§ **Exercise objective**
Copy every line in the records below that contains the word "Sheetal".

§ **Raw data**
------------------------

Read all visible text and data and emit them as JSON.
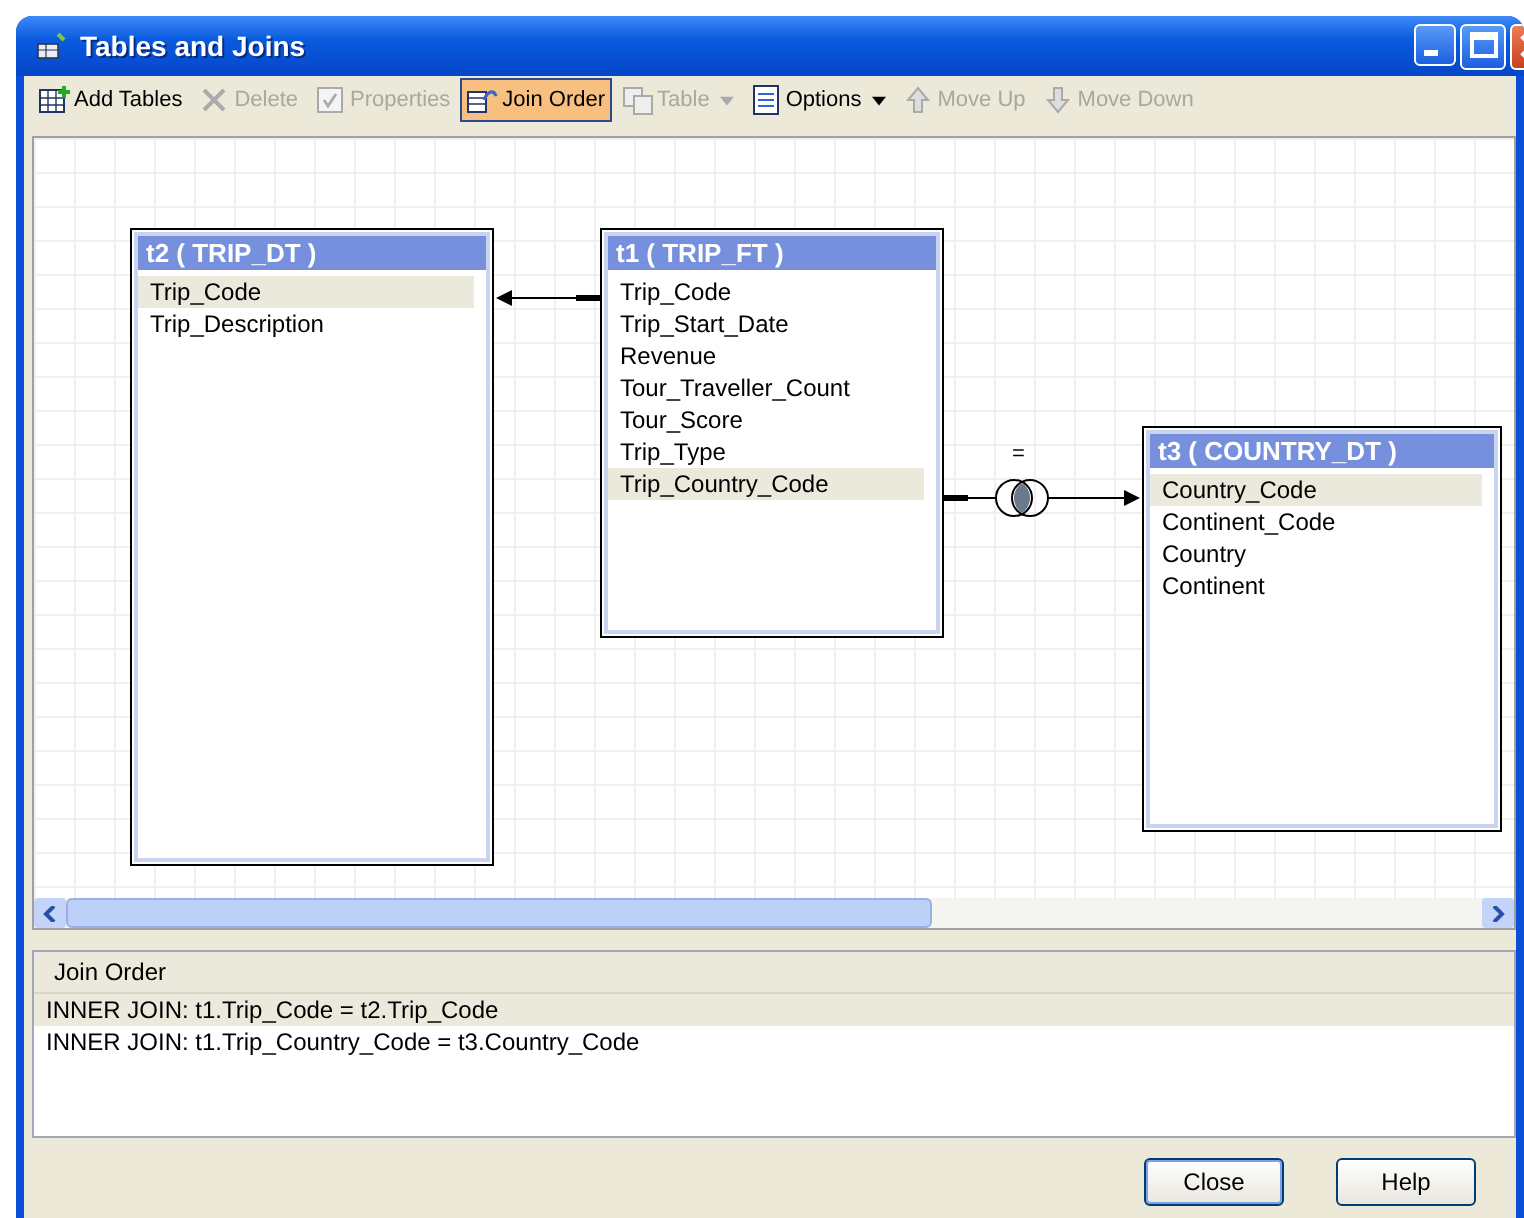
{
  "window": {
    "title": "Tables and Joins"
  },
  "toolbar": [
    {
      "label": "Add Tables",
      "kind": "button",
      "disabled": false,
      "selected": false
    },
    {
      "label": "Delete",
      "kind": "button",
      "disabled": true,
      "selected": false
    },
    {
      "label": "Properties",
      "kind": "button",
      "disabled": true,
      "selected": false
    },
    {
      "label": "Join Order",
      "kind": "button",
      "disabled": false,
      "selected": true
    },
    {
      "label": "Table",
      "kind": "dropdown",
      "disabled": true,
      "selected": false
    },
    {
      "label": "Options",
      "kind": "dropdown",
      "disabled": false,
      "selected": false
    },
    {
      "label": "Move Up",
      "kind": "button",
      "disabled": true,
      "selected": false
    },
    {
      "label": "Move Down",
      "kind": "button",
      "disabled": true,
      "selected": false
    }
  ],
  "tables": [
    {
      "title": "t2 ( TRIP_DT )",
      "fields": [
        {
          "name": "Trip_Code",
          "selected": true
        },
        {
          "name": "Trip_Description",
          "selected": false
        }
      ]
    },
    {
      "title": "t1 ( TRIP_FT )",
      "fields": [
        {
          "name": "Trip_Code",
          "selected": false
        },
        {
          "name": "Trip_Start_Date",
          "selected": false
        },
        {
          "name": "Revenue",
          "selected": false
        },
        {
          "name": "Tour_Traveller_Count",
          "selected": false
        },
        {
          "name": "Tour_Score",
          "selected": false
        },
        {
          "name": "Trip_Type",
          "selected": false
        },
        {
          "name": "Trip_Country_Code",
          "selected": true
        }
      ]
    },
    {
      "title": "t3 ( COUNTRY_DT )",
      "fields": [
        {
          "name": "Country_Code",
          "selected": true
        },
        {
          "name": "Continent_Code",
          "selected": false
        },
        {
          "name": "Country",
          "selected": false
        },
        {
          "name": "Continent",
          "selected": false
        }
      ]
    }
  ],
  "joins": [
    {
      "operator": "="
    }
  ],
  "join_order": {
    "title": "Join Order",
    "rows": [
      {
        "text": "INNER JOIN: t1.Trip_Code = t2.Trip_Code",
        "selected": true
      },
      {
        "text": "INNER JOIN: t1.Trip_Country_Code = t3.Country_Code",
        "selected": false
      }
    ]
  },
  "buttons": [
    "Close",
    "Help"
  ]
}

------------------------

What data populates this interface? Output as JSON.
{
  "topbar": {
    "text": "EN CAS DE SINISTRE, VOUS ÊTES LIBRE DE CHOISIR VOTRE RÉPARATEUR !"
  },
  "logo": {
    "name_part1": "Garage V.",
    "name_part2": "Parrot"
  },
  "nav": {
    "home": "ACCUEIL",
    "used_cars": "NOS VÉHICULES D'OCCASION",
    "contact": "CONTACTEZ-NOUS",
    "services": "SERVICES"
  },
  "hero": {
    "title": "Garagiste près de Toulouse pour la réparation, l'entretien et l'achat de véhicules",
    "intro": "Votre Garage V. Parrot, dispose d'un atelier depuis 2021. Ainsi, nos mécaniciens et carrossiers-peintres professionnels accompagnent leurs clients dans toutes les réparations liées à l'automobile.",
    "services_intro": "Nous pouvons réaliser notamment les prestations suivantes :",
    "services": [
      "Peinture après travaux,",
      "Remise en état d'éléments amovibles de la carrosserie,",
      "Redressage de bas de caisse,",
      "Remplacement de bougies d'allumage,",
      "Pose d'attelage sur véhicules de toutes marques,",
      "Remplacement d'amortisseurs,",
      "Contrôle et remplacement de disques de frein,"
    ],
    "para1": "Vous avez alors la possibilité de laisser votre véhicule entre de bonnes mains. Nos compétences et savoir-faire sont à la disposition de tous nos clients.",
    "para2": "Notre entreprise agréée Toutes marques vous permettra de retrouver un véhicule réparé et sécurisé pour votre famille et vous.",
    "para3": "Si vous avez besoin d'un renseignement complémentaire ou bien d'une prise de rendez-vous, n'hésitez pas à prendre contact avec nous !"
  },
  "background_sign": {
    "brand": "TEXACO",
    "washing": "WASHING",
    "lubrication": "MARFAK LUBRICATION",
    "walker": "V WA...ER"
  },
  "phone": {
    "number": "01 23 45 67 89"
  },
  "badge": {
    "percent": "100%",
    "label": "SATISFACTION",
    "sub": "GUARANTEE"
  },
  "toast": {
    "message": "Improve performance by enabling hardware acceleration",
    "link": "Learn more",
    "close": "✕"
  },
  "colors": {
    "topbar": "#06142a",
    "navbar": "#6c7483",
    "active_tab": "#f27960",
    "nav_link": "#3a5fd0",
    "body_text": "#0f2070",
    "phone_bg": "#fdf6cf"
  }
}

------------------------

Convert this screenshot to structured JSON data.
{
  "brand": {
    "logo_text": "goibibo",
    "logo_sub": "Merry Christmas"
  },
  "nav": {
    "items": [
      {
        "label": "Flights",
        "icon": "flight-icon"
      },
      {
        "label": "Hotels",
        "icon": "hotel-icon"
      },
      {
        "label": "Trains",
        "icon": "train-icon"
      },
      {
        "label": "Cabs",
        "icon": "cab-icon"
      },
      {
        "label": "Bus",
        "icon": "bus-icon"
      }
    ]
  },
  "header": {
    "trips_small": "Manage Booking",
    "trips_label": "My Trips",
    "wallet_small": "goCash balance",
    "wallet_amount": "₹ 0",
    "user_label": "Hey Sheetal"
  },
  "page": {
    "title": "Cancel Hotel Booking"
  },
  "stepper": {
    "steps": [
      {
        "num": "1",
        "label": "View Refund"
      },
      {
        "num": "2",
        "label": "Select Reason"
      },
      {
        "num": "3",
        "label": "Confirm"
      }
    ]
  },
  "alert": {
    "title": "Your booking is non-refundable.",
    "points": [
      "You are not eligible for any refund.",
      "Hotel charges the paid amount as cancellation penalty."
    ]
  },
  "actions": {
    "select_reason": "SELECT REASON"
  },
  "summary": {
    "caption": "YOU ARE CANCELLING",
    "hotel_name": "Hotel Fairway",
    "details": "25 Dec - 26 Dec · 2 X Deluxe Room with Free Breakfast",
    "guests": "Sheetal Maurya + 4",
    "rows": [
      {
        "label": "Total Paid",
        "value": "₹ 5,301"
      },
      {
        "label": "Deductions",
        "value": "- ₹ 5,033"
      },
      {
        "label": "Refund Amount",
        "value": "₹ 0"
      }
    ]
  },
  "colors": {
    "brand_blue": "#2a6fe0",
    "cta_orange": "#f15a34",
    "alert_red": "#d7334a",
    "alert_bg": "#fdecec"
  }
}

------------------------

§ **Task output**
    "user_label": "Hey Sheetal"
    "guests": "Sheetal Maurya + 4",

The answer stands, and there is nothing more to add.